--- Begin Stored rows ---

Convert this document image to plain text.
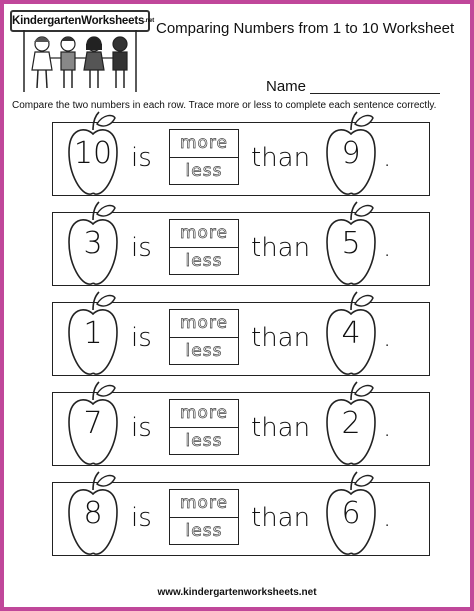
KindergartenWorksheets.net Comparing Numbers from 1 to 10 Worksheet
Name
Compare the two numbers in each row. Trace more or less to complete each sentence correctly.
10 is	more
less	than	9 .
3	is	more
less	than	5 .
1	is	more
less	than	4 .
7	is	more
less	than	2 .
8	is	more
less	than	6 .
www.kindergartenworksheets.net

--- End Stored rows ---

** Exercise requirements **
Make an exact copy of the records above, with the pictures left out.

** Written answer **
Convert this document image to plain text.
KindergartenWorksheets.net Comparing Numbers from 1 to 10 Worksheet
Name
Compare the two numbers in each row. Trace more or less to complete each sentence correctly.
10 is	more
less	than	9 .
3	is	more
less	than	5 .
1	is	more
less	than	4 .
7	is	more
less	than	2 .
8	is	more
less	than	6 .
www.kindergartenworksheets.net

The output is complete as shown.